Each entry has to be copied exactly, with nothing missed.

───

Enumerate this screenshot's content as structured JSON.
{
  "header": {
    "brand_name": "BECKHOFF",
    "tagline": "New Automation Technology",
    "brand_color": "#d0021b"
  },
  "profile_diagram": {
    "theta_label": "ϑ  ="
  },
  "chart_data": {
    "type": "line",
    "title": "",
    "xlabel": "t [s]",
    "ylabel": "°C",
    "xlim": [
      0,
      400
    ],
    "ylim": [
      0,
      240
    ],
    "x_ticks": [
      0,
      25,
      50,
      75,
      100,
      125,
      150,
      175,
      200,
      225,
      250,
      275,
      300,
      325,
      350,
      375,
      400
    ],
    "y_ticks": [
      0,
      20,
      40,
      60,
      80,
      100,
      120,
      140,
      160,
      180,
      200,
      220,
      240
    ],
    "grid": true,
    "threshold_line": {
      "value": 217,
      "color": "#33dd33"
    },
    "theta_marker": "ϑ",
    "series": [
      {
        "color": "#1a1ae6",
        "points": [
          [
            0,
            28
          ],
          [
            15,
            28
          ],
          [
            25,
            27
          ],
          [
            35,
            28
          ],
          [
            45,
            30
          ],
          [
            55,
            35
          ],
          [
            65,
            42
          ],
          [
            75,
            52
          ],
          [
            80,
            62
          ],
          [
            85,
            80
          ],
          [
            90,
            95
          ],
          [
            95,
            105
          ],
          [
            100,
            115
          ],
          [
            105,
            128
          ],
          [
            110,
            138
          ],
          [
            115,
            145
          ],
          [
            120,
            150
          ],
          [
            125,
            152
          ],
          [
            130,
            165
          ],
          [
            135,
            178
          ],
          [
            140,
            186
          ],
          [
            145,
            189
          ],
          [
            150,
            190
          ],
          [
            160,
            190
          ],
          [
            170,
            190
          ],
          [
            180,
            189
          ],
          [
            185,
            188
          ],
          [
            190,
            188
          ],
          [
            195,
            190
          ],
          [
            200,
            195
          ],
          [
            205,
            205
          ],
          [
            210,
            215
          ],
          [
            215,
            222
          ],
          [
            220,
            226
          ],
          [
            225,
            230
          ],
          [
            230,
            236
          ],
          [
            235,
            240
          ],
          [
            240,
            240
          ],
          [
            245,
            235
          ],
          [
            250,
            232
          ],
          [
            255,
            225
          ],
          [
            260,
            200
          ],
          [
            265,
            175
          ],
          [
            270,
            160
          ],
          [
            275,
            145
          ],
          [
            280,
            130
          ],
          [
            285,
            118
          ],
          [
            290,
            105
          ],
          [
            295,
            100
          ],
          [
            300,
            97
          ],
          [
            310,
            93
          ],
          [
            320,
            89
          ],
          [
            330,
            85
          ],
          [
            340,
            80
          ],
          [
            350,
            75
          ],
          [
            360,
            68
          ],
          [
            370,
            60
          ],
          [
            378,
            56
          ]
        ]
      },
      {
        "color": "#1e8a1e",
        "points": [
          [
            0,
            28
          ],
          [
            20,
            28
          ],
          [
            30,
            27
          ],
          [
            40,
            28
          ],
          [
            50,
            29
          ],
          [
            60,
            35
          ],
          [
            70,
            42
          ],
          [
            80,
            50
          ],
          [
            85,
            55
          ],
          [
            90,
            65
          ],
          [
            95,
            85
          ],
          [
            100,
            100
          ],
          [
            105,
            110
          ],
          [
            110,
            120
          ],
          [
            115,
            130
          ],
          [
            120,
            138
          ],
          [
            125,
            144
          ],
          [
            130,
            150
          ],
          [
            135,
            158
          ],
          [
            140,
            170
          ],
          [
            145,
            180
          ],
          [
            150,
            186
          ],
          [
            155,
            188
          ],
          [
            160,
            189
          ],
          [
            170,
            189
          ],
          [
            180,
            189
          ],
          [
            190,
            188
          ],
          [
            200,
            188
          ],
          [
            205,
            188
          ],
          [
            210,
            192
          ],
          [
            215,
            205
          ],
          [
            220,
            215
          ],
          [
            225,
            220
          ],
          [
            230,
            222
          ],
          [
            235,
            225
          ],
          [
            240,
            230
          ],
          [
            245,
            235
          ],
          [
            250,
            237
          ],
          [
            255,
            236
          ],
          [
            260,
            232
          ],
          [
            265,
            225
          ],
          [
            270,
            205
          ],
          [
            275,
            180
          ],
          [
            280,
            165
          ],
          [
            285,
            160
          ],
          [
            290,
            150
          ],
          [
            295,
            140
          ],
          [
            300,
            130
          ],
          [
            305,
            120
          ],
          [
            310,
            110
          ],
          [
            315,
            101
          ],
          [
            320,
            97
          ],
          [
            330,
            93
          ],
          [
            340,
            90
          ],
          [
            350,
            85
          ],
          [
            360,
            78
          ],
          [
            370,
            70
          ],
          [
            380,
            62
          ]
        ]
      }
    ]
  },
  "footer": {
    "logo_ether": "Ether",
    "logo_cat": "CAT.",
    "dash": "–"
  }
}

───

Response:
Enumerate this screenshot's content as structured JSON.
{
  "header": {
    "brand_name": "BECKHOFF",
    "tagline": "New Automation Technology",
    "brand_color": "#d0021b"
  },
  "profile_diagram": {
    "theta_label": "ϑ  ="
  },
  "chart_data": {
    "type": "line",
    "title": "",
    "xlabel": "t [s]",
    "ylabel": "°C",
    "xlim": [
      0,
      400
    ],
    "ylim": [
      0,
      240
    ],
    "x_ticks": [
      0,
      25,
      50,
      75,
      100,
      125,
      150,
      175,
      200,
      225,
      250,
      275,
      300,
      325,
      350,
      375,
      400
    ],
    "y_ticks": [
      0,
      20,
      40,
      60,
      80,
      100,
      120,
      140,
      160,
      180,
      200,
      220,
      240
    ],
    "grid": true,
    "threshold_line": {
      "value": 217,
      "color": "#33dd33"
    },
    "theta_marker": "ϑ",
    "series": [
      {
        "color": "#1a1ae6",
        "points": [
          [
            0,
            28
          ],
          [
            15,
            28
          ],
          [
            25,
            27
          ],
          [
            35,
            28
          ],
          [
            45,
            30
          ],
          [
            55,
            35
          ],
          [
            65,
            42
          ],
          [
            75,
            52
          ],
          [
            80,
            62
          ],
          [
            85,
            80
          ],
          [
            90,
            95
          ],
          [
            95,
            105
          ],
          [
            100,
            115
          ],
          [
            105,
            128
          ],
          [
            110,
            138
          ],
          [
            115,
            145
          ],
          [
            120,
            150
          ],
          [
            125,
            152
          ],
          [
            130,
            165
          ],
          [
            135,
            178
          ],
          [
            140,
            186
          ],
          [
            145,
            189
          ],
          [
            150,
            190
          ],
          [
            160,
            190
          ],
          [
            170,
            190
          ],
          [
            180,
            189
          ],
          [
            185,
            188
          ],
          [
            190,
            188
          ],
          [
            195,
            190
          ],
          [
            200,
            195
          ],
          [
            205,
            205
          ],
          [
            210,
            215
          ],
          [
            215,
            222
          ],
          [
            220,
            226
          ],
          [
            225,
            230
          ],
          [
            230,
            236
          ],
          [
            235,
            240
          ],
          [
            240,
            240
          ],
          [
            245,
            235
          ],
          [
            250,
            232
          ],
          [
            255,
            225
          ],
          [
            260,
            200
          ],
          [
            265,
            175
          ],
          [
            270,
            160
          ],
          [
            275,
            145
          ],
          [
            280,
            130
          ],
          [
            285,
            118
          ],
          [
            290,
            105
          ],
          [
            295,
            100
          ],
          [
            300,
            97
          ],
          [
            310,
            93
          ],
          [
            320,
            89
          ],
          [
            330,
            85
          ],
          [
            340,
            80
          ],
          [
            350,
            75
          ],
          [
            360,
            68
          ],
          [
            370,
            60
          ],
          [
            378,
            56
          ]
        ]
      },
      {
        "color": "#1e8a1e",
        "points": [
          [
            0,
            28
          ],
          [
            20,
            28
          ],
          [
            30,
            27
          ],
          [
            40,
            28
          ],
          [
            50,
            29
          ],
          [
            60,
            35
          ],
          [
            70,
            42
          ],
          [
            80,
            50
          ],
          [
            85,
            55
          ],
          [
            90,
            65
          ],
          [
            95,
            85
          ],
          [
            100,
            100
          ],
          [
            105,
            110
          ],
          [
            110,
            120
          ],
          [
            115,
            130
          ],
          [
            120,
            138
          ],
          [
            125,
            144
          ],
          [
            130,
            150
          ],
          [
            135,
            158
          ],
          [
            140,
            170
          ],
          [
            145,
            180
          ],
          [
            150,
            186
          ],
          [
            155,
            188
          ],
          [
            160,
            189
          ],
          [
            170,
            189
          ],
          [
            180,
            189
          ],
          [
            190,
            188
          ],
          [
            200,
            188
          ],
          [
            205,
            188
          ],
          [
            210,
            192
          ],
          [
            215,
            205
          ],
          [
            220,
            215
          ],
          [
            225,
            220
          ],
          [
            230,
            222
          ],
          [
            235,
            225
          ],
          [
            240,
            230
          ],
          [
            245,
            235
          ],
          [
            250,
            237
          ],
          [
            255,
            236
          ],
          [
            260,
            232
          ],
          [
            265,
            225
          ],
          [
            270,
            205
          ],
          [
            275,
            180
          ],
          [
            280,
            165
          ],
          [
            285,
            160
          ],
          [
            290,
            150
          ],
          [
            295,
            140
          ],
          [
            300,
            130
          ],
          [
            305,
            120
          ],
          [
            310,
            110
          ],
          [
            315,
            101
          ],
          [
            320,
            97
          ],
          [
            330,
            93
          ],
          [
            340,
            90
          ],
          [
            350,
            85
          ],
          [
            360,
            78
          ],
          [
            370,
            70
          ],
          [
            380,
            62
          ]
        ]
      }
    ]
  },
  "footer": {
    "logo_ether": "Ether",
    "logo_cat": "CAT.",
    "dash": "–"
  }
}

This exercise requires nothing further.